# Aim of the exercise:
Show each line of the data below that has the string "посту" in it.

# Extracted information:
------------------------------------------------

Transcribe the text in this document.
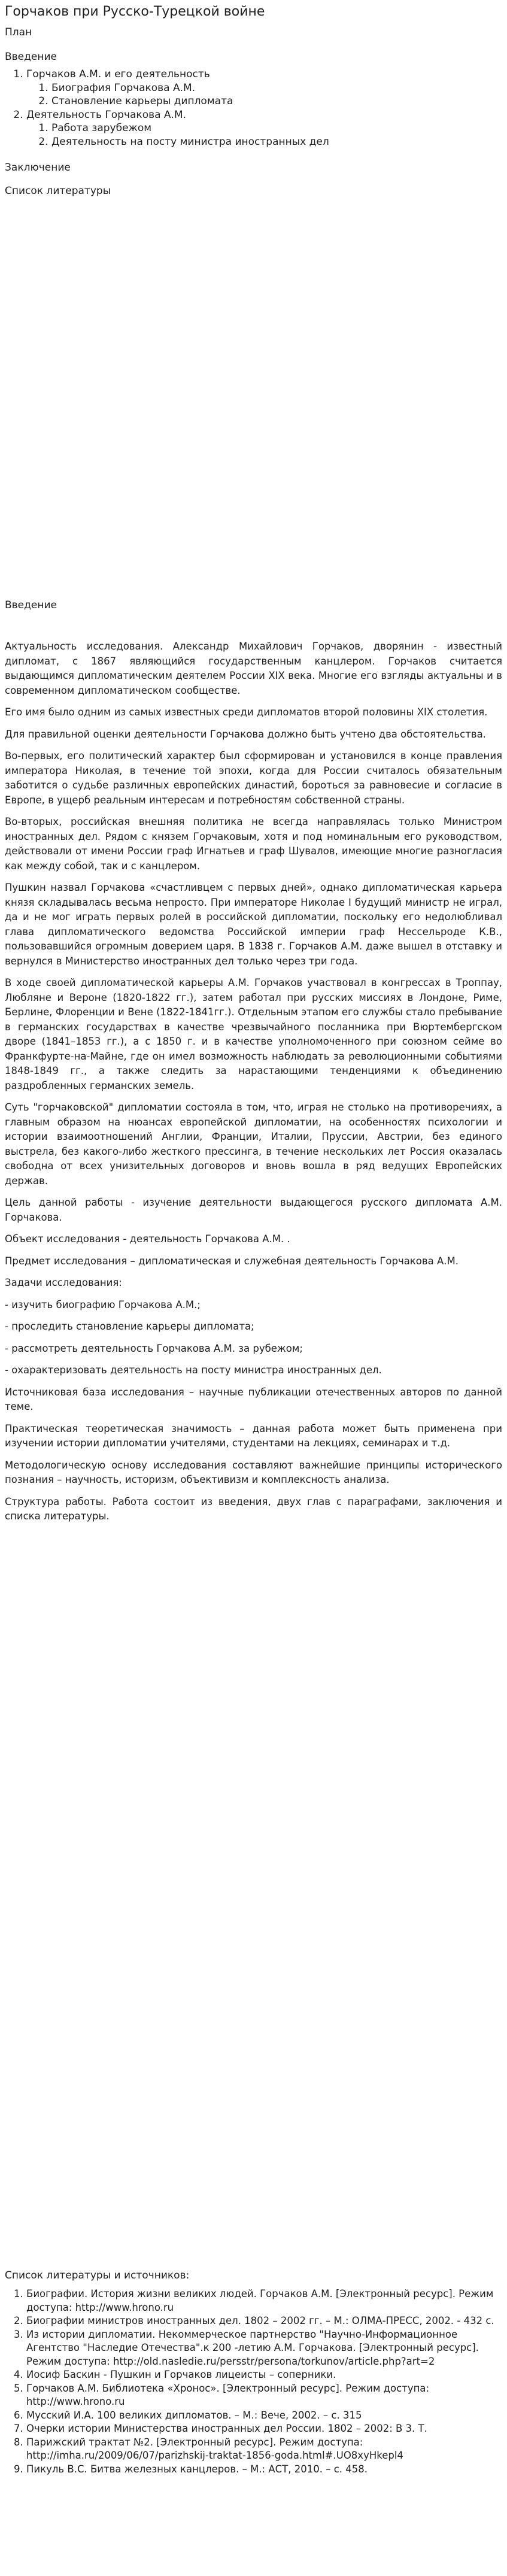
Горчаков при Русско-Турецкой войне
План
Введение
1. Горчаков А.М. и его деятельность
1. Биография Горчакова А.М.
2. Становление карьеры дипломата
2. Деятельность Горчакова А.М.
1. Работа зарубежом
2. Деятельность на посту министра иностранных дел
Заключение
Список литературы
Введение

Актуальность исследования. Александр Михайлович Горчаков, дворянин - известный дипломат, с 1867 являющийся государственным канцлером. Горчаков считается выдающимся дипломатическим деятелем России XIX века. Многие его взгляды актуальны и в современном дипломатическом сообществе.

Его имя было одним из самых известных среди дипломатов второй половины XIX столетия.

Для правильной оценки деятельности Горчакова должно быть учтено два обстоятельства.

Во-первых, его политический характер был сформирован и установился в конце правления императора Николая, в течение той эпохи, когда для России считалось обязательным заботится о судьбе различных европейских династий, бороться за равновесие и согласие в Европе, в ущерб реальным интересам и потребностям собственной страны.

Во-вторых, российская внешняя политика не всегда направлялась только Министром иностранных дел. Рядом с князем Горчаковым, хотя и под номинальным его руководством, действовали от имени России граф Игнатьев и граф Шувалов, имеющие многие разногласия как между собой, так и с канцлером.

Пушкин назвал Горчакова «счастливцем с первых дней», однако дипломатическая карьера князя складывалась весьма непросто. При императоре Николае I будущий министр не играл, да и не мог играть первых ролей в российской дипломатии, поскольку его недолюбливал глава дипломатического ведомства Российской империи граф Нессельроде К.В., пользовавшийся огромным доверием царя. В 1838 г. Горчаков А.М. даже вышел в отставку и вернулся в Министерство иностранных дел только через три года.

В ходе своей дипломатической карьеры А.М. Горчаков участвовал в конгрессах в Троппау, Любляне и Вероне (1820-1822 гг.), затем работал при русских миссиях в Лондоне, Риме, Берлине, Флоренции и Вене (1822-1841гг.). Отдельным этапом его службы стало пребывание в германских государствах в качестве чрезвычайного посланника при Вюртембергском дворе (1841–1853 гг.), а с 1850 г. и в качестве уполномоченного при союзном сейме во Франкфурте-на-Майне, где он имел возможность наблюдать за революционными событиями 1848-1849 гг., а также следить за нарастающими тенденциями к объединению раздробленных германских земель.

Суть "горчаковской" дипломатии состояла в том, что, играя не столько на противоречиях, а главным образом на нюансах европейской дипломатии, на особенностях психологии и истории взаимоотношений Англии, Франции, Италии, Пруссии, Австрии, без единого выстрела, без какого-либо жесткого прессинга, в течение нескольких лет Россия оказалась свободна от всех унизительных договоров и вновь вошла в ряд ведущих Европейских держав.

Цель данной работы - изучение деятельности выдающегося русского дипломата А.М. Горчакова.

Объект исследования - деятельность Горчакова А.М. .

Предмет исследования – дипломатическая и служебная деятельность Горчакова А.М.

Задачи исследования:

- изучить биографию Горчакова А.М.;

- проследить становление карьеры дипломата;

- рассмотреть деятельность Горчакова А.М. за рубежом;

- охарактеризовать деятельность на посту министра иностранных дел.

Источниковая база исследования – научные публикации отечественных авторов по данной теме.

Практическая теоретическая значимость – данная работа может быть применена при изучении истории дипломатии учителями, студентами на лекциях, семинарах и т.д.

Методологическую основу исследования составляют важнейшие принципы исторического познания – научность, историзм, объективизм и комплексность анализа.

Структура работы. Работа состоит из введения, двух глав с параграфами, заключения и списка литературы.

Список литературы и источников:
1. Биографии. История жизни великих людей. Горчаков А.М. [Электронный ресурс]. Режим доступа: http://www.hrono.ru
2. Биографии министров иностранных дел. 1802 – 2002 гг. – М.: ОЛМА-ПРЕСС, 2002. - 432 с.
3. Из истории дипломатии. Некоммерческое партнерство "Научно-Информационное Агентство "Наследие Отечества".к 200 -летию А.М. Горчакова. [Электронный ресурс]. Режим доступа: http://old.nasledie.ru/persstr/persona/torkunov/article.php?art=2
4. Иосиф Баскин - Пушкин и Горчаков лицеисты – соперники.
5. Горчаков А.М. Библиотека «Хронос». [Электронный ресурс]. Режим доступа: http://www.hrono.ru
6. Мусский И.А. 100 великих дипломатов. – М.: Вече, 2002. – с. 315
7. Очерки истории Министерства иностранных дел России. 1802 – 2002: В 3. Т.
8. Парижский трактат №2. [Электронный ресурс]. Режим доступа: http://imha.ru/2009/06/07/parizhskij-traktat-1856-goda.html#.UO8xyHkepl4
9. Пикуль В.С. Битва железных канцлеров. – М.: АСТ, 2010. – с. 458.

------------------------------------------------

# Exercise solution:
2. Деятельность на посту министра иностранных дел
- охарактеризовать деятельность на посту министра иностранных дел.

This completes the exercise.